--- START ---
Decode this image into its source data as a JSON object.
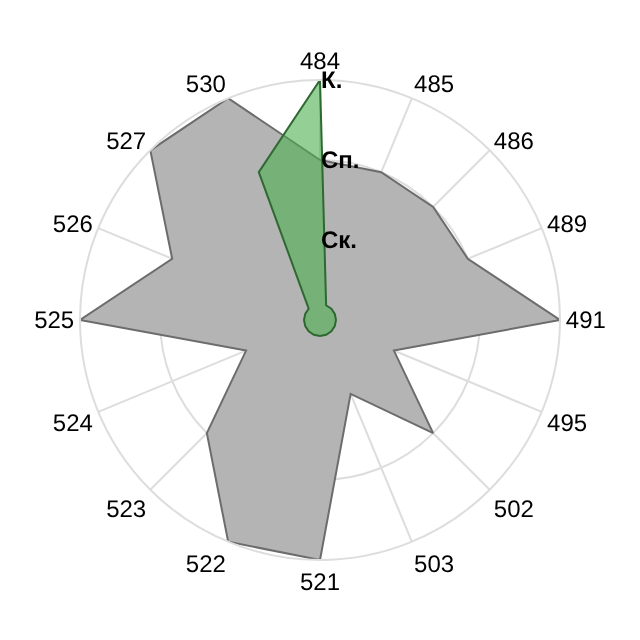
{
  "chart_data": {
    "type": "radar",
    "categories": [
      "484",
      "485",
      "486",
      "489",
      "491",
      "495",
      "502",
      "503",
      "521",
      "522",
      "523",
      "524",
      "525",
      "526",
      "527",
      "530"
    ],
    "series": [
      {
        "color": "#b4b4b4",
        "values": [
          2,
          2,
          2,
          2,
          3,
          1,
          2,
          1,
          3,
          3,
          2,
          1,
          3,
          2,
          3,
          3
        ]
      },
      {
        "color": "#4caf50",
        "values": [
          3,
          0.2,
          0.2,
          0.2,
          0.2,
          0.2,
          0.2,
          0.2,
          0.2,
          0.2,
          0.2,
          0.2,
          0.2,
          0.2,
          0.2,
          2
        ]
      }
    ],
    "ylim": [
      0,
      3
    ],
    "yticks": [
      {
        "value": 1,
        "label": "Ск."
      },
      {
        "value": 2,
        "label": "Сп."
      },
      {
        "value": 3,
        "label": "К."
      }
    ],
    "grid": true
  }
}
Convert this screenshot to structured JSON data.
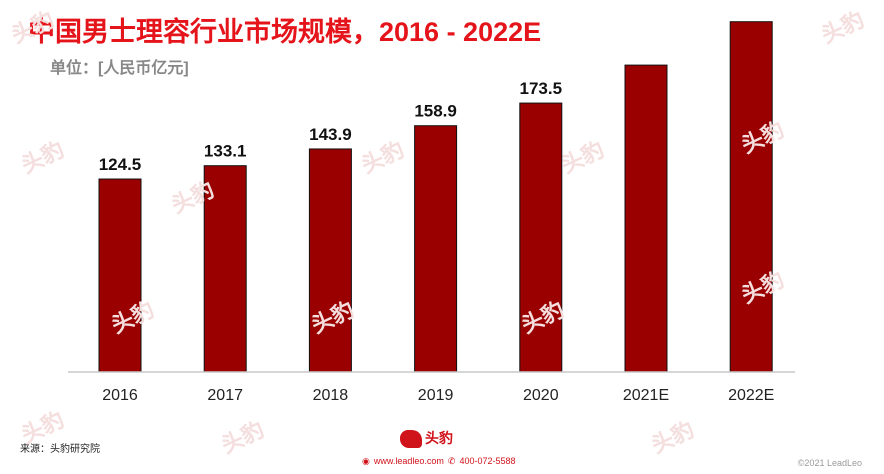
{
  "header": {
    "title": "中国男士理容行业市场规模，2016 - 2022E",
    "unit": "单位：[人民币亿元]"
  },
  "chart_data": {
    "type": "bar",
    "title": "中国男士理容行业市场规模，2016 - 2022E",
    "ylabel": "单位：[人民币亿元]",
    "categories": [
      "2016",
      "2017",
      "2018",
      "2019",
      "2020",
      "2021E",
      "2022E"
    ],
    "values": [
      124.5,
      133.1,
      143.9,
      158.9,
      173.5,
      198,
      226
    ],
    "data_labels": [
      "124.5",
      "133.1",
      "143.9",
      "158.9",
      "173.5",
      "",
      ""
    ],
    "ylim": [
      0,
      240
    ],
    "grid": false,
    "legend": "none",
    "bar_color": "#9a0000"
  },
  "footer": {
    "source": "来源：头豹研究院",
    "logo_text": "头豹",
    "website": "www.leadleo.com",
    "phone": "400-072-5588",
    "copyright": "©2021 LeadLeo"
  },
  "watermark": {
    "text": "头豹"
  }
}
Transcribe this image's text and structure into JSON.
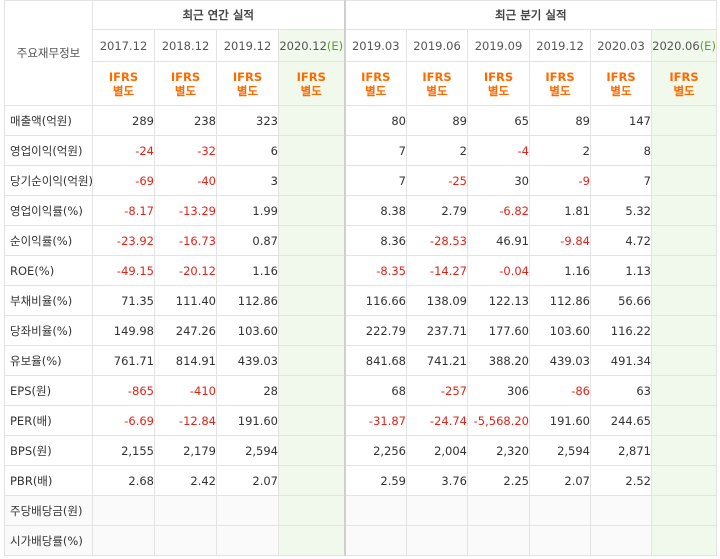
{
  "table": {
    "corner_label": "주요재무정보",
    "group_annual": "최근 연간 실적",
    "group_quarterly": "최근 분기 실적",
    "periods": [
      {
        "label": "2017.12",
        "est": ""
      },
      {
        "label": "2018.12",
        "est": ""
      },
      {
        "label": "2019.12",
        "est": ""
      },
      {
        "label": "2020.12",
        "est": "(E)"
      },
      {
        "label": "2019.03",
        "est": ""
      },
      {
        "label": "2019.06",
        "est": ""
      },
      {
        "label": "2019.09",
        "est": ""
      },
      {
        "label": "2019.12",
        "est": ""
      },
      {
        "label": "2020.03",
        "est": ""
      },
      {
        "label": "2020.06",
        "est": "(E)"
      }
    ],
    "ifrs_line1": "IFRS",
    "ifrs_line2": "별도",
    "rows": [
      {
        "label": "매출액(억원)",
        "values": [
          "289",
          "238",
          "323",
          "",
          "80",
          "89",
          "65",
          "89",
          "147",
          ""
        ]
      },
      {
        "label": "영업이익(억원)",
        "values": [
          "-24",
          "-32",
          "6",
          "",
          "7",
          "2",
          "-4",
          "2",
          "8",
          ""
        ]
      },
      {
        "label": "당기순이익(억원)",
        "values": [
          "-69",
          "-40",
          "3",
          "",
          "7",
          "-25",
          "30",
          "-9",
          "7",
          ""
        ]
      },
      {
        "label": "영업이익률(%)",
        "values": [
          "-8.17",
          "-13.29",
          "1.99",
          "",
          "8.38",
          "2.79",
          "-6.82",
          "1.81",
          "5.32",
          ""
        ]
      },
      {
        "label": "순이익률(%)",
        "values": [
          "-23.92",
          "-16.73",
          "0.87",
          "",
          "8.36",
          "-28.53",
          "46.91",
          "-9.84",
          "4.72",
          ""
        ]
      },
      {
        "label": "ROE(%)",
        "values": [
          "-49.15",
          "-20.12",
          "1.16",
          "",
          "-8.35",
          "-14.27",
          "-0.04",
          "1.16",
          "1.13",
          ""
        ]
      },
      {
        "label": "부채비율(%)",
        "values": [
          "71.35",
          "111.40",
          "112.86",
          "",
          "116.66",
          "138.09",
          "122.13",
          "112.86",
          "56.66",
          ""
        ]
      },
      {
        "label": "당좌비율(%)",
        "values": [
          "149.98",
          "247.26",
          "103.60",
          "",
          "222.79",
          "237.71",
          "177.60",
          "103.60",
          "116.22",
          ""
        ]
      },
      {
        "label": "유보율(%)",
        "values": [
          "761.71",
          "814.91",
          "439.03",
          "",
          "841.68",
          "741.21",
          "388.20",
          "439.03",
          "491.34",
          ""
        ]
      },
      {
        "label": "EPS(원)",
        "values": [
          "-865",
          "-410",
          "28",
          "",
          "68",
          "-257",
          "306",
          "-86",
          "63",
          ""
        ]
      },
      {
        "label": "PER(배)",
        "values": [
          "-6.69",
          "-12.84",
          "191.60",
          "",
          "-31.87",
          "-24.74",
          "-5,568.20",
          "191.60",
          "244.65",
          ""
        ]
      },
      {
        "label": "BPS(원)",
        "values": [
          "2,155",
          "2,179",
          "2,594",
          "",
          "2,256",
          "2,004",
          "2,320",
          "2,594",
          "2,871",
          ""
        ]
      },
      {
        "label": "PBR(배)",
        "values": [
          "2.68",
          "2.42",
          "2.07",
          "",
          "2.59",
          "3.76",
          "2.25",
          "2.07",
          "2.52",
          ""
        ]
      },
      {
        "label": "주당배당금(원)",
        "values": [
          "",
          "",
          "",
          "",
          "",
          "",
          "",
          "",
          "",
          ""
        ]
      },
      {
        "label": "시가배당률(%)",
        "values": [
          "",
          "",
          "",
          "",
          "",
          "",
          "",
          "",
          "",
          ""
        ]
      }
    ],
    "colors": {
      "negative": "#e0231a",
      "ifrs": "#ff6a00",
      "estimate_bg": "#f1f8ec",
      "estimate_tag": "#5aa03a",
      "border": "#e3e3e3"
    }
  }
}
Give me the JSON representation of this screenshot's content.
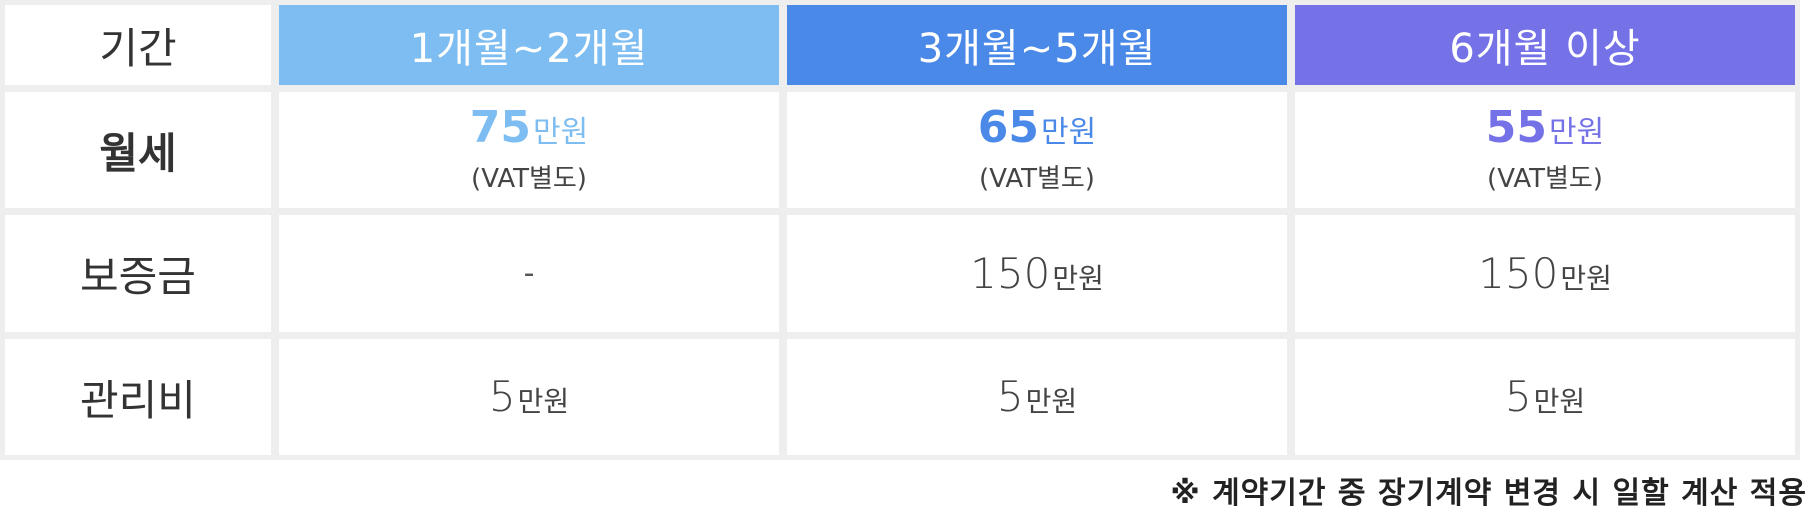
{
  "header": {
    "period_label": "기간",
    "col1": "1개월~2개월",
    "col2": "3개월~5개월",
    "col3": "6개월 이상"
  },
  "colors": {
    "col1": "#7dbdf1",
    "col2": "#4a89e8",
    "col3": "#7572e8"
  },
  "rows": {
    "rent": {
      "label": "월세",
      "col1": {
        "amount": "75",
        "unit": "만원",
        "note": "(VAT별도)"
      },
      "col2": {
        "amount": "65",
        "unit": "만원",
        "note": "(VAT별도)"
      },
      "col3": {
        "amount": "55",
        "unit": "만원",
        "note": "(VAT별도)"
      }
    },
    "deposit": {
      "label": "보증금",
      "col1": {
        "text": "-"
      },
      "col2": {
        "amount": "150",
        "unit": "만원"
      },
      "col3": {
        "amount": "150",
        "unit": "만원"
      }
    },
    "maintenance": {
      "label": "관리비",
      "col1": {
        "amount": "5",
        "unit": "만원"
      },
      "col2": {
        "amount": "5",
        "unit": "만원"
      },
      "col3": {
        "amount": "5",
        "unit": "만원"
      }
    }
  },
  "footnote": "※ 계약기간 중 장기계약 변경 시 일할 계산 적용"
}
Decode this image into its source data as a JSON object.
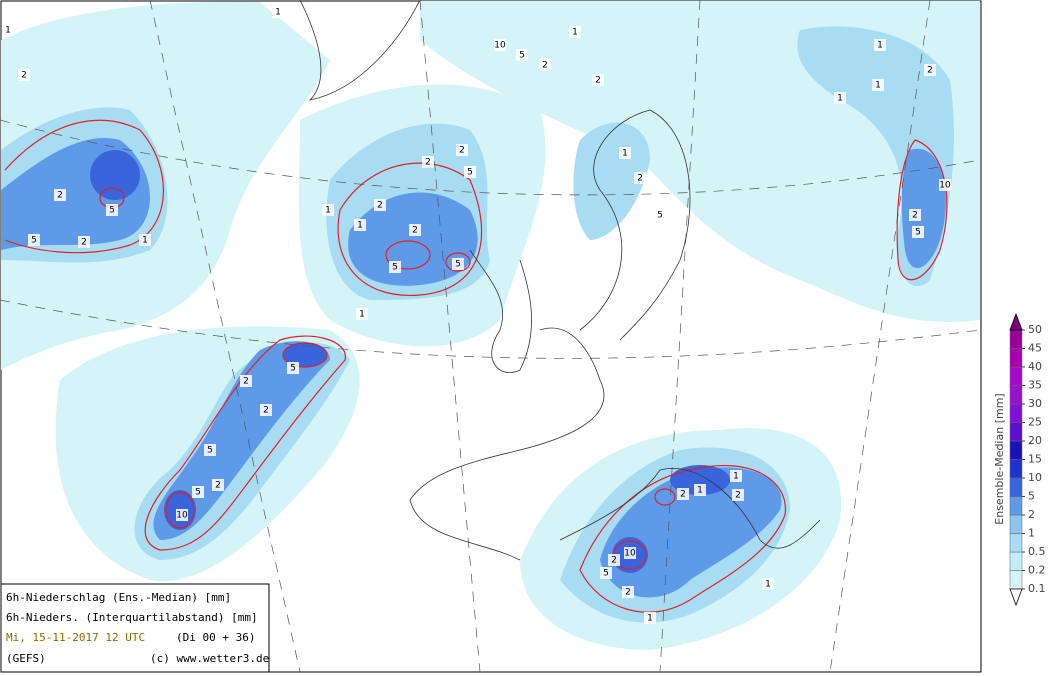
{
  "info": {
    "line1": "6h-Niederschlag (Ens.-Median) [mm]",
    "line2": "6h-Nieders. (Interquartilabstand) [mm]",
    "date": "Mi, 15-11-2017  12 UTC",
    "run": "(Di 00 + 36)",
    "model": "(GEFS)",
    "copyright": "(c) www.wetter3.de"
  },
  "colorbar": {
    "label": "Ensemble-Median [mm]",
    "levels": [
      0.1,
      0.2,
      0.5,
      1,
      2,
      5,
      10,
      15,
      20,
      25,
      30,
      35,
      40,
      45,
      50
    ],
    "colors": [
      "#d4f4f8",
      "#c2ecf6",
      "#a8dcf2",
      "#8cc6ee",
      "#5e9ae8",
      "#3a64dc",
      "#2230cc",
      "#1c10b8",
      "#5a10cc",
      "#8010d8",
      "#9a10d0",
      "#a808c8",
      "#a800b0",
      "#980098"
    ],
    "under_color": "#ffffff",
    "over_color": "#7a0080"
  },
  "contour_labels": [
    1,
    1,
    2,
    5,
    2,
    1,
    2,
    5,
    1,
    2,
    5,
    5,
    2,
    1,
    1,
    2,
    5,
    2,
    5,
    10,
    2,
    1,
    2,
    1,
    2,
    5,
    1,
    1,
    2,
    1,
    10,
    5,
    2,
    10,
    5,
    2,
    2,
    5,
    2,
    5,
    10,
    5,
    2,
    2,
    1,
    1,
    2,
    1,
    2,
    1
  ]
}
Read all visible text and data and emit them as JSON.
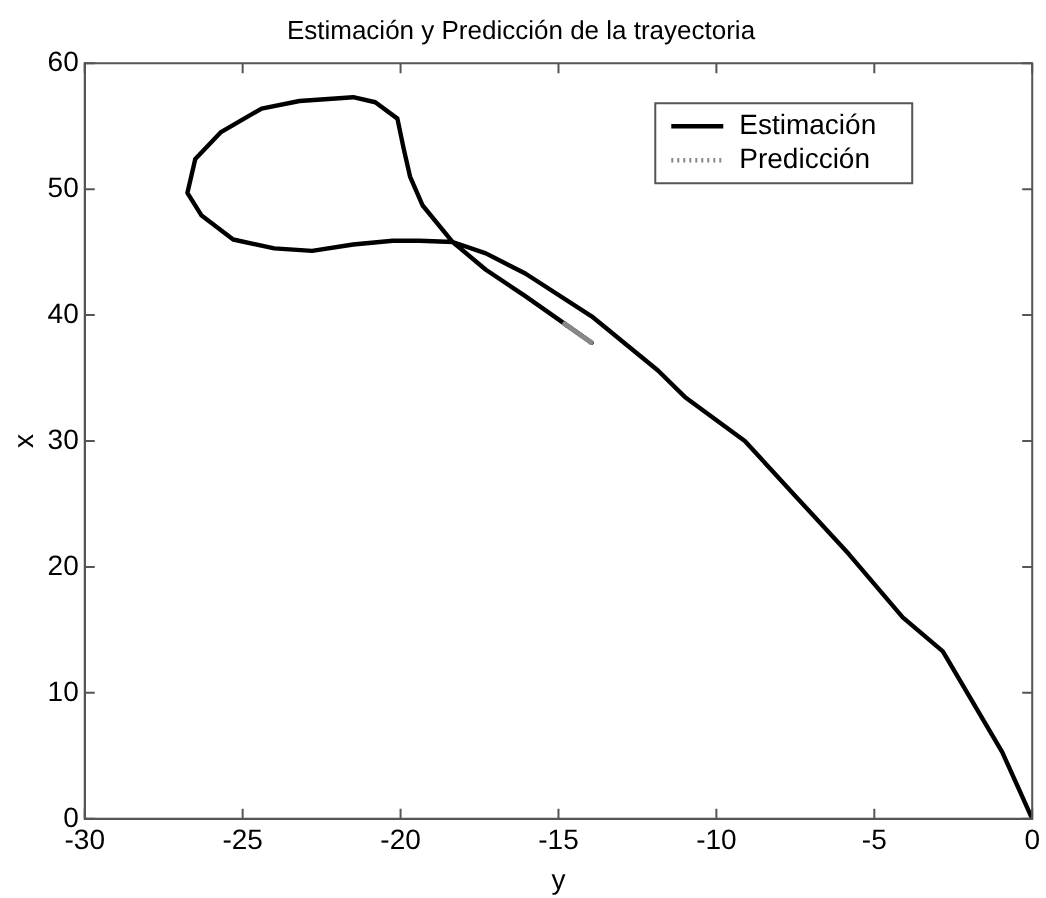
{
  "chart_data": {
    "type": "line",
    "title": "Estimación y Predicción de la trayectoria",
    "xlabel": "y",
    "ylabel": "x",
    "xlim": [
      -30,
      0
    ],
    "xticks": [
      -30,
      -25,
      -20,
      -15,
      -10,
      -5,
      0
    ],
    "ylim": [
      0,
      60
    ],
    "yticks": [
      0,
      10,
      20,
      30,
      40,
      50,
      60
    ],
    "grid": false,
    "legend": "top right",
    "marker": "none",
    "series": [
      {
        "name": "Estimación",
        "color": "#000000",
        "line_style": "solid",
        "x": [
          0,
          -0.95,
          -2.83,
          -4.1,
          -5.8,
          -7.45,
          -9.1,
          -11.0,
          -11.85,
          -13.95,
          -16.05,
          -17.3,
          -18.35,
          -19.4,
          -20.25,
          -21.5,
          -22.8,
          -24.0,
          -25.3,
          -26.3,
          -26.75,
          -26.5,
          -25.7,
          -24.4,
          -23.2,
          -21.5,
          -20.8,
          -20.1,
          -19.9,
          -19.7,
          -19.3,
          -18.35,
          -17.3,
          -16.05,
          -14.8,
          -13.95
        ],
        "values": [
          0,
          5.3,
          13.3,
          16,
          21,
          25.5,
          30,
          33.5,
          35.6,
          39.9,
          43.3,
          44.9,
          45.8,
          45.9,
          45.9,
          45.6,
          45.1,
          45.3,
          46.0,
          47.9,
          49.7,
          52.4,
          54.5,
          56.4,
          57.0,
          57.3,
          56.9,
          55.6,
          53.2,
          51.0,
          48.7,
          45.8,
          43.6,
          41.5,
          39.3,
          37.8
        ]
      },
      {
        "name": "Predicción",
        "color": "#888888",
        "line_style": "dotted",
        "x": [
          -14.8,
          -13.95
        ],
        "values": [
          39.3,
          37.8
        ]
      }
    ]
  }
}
--- END ---
### Required work:
List every line above that contains the word "Median".

### Solution to the exercise:
    "line1": "6h-Niederschlag (Ens.-Median) [mm]",
    "label": "Ensemble-Median [mm]",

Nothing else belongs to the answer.